■ The request
Where a line below holds the string "this", copy that line.

Data entries for graphics
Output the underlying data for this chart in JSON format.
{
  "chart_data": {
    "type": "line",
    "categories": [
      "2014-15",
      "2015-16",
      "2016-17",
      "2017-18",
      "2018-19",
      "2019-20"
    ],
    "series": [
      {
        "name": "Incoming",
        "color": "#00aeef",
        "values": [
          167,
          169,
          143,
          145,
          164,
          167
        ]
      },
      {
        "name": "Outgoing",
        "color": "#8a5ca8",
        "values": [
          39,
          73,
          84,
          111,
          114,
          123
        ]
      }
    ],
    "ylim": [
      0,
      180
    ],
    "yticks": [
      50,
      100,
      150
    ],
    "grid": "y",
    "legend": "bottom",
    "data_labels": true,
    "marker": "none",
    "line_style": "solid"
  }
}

...

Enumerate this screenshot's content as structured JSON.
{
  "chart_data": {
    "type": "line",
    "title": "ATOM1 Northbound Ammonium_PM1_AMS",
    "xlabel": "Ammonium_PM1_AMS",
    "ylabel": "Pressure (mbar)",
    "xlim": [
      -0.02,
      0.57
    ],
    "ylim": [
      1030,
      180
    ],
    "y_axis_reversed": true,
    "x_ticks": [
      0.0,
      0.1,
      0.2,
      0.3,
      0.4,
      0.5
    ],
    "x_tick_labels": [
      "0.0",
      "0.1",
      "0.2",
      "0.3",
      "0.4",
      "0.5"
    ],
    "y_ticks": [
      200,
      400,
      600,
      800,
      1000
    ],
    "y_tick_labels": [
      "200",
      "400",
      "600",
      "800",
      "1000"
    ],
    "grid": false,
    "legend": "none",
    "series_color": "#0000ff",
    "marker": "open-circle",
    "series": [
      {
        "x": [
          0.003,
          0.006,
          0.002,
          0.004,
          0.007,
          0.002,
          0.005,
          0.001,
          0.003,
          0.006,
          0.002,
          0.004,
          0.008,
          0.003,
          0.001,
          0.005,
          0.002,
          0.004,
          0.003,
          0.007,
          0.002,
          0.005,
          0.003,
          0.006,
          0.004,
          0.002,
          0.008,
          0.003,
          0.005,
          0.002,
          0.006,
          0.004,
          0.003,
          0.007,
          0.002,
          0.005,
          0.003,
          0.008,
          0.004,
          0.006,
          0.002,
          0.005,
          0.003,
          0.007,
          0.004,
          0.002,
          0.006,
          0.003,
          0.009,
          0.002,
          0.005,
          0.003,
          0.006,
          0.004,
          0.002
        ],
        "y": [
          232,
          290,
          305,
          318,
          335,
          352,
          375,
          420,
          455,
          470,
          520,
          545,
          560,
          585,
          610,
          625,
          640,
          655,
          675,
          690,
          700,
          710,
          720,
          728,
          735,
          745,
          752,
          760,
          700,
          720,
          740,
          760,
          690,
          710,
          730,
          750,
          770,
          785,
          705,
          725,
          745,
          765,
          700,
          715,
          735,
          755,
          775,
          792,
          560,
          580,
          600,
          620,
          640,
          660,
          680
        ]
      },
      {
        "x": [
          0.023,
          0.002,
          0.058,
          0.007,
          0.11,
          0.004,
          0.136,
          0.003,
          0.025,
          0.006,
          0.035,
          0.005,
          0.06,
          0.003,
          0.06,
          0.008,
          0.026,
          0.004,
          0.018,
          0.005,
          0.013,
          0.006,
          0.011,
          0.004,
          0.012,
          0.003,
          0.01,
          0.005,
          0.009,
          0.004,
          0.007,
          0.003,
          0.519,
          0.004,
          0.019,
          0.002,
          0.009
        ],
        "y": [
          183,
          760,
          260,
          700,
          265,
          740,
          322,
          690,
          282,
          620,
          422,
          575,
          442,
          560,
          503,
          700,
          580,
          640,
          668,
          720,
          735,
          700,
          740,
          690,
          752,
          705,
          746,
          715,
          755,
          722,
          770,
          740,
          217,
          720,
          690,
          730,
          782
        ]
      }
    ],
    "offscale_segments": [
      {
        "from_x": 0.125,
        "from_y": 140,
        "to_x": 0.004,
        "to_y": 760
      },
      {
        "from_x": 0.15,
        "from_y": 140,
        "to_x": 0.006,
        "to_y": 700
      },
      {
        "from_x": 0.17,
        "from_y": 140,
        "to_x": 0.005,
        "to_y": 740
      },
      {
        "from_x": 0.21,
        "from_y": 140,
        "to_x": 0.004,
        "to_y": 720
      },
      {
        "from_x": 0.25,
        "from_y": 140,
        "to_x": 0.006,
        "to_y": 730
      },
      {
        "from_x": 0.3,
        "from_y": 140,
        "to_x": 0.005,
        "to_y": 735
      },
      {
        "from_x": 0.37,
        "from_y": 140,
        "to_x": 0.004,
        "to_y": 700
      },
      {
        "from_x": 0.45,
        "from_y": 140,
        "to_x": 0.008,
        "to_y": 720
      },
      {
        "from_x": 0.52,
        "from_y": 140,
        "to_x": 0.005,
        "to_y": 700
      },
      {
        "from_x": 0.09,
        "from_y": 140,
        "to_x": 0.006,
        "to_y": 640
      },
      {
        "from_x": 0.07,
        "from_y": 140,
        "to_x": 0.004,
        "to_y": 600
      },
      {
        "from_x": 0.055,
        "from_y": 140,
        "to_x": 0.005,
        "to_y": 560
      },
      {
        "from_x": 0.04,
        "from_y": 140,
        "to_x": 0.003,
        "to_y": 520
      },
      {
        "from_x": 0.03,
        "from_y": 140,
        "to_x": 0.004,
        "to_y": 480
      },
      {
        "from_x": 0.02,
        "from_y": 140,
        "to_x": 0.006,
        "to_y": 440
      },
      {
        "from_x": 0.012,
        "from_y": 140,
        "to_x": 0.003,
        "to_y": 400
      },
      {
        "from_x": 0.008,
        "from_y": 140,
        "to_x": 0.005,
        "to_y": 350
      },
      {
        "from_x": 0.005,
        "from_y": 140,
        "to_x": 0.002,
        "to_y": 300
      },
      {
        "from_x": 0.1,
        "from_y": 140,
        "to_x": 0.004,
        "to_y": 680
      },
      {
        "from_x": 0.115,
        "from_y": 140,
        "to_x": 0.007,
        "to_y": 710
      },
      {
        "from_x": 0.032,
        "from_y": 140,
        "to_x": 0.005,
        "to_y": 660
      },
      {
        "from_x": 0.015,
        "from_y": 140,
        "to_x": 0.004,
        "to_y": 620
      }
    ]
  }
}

■ Answer below
Output the underlying data for this chart in JSON format.
Enumerate this screenshot's content as structured JSON.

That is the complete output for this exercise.